[WORK TO DO]
Tally the lines of the listing that contain the string "ὕκειὰ". Give the number and nothing else.

--- GIVEN RECORDS ---

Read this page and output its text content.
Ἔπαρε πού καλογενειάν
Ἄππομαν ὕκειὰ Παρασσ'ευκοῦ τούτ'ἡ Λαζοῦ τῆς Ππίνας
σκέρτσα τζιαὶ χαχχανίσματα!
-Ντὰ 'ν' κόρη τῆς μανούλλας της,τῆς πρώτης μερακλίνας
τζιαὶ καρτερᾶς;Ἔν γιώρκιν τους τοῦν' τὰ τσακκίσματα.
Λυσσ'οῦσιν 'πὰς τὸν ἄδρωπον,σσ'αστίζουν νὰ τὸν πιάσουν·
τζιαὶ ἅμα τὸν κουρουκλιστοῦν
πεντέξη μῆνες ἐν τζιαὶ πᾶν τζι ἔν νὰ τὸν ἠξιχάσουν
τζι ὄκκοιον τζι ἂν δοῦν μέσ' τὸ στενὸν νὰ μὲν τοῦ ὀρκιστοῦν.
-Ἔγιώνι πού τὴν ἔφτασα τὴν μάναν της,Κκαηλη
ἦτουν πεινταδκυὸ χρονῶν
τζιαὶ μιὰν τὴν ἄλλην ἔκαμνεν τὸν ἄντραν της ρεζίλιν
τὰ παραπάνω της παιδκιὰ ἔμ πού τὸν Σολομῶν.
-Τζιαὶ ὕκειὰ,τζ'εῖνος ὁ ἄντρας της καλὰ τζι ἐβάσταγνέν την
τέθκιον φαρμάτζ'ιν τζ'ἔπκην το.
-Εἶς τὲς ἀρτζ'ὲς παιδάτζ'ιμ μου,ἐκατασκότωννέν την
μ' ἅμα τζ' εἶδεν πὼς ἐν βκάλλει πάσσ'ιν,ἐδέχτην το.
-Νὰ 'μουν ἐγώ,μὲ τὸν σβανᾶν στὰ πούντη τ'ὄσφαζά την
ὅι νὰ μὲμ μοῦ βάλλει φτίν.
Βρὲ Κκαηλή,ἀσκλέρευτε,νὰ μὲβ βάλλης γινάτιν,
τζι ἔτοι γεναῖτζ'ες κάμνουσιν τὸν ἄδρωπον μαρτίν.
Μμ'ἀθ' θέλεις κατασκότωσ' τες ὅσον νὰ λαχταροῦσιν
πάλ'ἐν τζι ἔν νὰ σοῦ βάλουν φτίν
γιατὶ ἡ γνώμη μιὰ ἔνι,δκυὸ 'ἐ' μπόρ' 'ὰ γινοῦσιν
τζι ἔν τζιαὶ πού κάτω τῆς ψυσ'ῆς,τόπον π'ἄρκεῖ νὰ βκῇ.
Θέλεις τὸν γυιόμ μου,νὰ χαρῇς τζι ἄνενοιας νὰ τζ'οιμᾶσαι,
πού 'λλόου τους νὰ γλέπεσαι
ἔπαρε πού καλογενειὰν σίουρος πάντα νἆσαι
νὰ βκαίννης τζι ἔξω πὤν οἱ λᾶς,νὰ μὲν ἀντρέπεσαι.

---

[FINISHED ANSWER]
2